— Start of Input material —

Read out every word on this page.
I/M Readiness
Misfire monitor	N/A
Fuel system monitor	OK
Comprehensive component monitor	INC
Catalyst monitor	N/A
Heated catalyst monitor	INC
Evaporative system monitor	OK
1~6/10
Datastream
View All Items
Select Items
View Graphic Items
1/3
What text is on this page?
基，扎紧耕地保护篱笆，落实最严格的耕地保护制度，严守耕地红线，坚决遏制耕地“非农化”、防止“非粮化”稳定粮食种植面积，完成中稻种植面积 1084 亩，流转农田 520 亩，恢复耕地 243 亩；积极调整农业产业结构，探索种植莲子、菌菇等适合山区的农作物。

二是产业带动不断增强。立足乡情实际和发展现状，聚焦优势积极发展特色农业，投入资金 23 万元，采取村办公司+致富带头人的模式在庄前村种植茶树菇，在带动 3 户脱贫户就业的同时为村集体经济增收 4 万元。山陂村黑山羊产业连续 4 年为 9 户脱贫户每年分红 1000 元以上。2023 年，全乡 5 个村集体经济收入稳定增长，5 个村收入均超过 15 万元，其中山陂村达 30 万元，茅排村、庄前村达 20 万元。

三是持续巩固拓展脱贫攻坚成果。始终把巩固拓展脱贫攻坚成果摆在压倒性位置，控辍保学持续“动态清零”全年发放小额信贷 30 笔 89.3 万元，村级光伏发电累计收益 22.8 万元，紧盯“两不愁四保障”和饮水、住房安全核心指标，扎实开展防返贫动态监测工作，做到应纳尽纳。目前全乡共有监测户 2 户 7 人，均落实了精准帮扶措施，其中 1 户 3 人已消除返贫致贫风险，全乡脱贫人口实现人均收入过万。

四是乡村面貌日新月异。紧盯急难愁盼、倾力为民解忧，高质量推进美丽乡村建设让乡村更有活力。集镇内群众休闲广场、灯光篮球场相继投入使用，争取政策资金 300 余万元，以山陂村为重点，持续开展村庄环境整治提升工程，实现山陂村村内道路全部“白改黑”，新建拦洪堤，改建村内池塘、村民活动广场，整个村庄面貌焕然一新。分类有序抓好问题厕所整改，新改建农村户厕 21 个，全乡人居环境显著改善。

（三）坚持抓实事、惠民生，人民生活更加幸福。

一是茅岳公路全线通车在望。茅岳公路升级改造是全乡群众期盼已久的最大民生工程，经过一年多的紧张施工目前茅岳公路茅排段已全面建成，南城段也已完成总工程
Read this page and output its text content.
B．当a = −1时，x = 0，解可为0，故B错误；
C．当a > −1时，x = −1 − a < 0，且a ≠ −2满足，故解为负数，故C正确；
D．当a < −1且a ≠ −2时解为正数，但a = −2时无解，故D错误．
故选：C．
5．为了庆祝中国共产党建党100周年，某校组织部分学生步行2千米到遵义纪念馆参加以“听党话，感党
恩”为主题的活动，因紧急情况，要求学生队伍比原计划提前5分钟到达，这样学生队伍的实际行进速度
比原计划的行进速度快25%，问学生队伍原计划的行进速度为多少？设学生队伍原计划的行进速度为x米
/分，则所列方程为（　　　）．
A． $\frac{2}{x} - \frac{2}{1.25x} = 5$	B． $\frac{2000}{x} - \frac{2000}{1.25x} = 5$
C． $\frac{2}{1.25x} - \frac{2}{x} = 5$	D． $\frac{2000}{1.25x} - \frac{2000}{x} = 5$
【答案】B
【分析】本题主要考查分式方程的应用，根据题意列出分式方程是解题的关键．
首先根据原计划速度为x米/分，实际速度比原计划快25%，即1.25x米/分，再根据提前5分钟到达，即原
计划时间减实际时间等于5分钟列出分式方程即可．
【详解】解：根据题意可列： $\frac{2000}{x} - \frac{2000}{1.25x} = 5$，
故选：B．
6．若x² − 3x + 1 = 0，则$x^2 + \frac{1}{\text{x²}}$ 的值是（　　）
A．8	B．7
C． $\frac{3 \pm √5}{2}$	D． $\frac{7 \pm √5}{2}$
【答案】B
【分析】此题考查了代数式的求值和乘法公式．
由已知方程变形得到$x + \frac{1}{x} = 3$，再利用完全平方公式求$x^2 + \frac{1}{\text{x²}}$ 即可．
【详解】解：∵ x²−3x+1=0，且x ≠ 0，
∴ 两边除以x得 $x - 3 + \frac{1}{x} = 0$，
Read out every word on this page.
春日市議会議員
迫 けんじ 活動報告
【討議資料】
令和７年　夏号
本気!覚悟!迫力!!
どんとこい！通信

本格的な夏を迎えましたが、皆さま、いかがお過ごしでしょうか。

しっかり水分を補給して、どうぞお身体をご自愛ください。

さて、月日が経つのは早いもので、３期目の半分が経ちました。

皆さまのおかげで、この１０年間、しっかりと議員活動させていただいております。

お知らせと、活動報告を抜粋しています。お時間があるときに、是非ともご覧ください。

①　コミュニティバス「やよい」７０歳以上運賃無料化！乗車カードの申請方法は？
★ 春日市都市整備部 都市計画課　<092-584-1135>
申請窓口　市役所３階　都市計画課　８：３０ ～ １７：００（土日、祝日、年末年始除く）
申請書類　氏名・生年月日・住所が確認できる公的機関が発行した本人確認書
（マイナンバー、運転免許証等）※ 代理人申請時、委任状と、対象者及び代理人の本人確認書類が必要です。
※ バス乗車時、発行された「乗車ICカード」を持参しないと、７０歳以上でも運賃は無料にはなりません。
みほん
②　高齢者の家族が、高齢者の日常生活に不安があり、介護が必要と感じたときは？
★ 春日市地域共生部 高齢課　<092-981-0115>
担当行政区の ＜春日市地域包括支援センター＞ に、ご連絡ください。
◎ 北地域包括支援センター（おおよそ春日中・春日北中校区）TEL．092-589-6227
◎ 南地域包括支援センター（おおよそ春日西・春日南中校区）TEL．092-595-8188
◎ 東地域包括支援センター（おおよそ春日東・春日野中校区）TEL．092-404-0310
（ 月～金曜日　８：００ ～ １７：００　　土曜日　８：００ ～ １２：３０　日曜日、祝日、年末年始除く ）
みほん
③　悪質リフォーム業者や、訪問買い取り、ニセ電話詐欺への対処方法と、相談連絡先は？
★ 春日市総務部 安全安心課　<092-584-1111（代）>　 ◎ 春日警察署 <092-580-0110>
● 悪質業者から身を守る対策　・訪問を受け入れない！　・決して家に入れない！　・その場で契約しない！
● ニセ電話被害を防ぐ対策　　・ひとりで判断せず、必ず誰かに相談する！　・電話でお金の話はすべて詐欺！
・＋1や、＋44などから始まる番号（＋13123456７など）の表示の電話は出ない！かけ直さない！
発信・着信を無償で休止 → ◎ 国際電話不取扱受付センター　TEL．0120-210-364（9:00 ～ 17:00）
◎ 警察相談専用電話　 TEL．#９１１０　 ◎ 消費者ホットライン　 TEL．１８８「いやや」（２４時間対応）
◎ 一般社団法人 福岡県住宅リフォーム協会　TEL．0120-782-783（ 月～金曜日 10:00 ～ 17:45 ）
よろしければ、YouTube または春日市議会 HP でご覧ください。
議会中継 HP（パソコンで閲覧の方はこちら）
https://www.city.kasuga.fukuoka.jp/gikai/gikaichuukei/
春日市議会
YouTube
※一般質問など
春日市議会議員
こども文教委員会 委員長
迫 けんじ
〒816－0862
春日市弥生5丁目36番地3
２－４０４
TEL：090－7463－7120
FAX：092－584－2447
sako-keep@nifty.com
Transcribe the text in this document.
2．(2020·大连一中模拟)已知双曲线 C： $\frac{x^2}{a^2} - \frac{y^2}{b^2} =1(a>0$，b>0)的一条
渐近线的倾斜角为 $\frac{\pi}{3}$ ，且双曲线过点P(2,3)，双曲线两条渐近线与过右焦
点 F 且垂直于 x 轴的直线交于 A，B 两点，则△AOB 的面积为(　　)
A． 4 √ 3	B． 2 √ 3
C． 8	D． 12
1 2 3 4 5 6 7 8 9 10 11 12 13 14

— End of Input material —

Only the number is wanted: how many lines of the material contain the word "page"?

4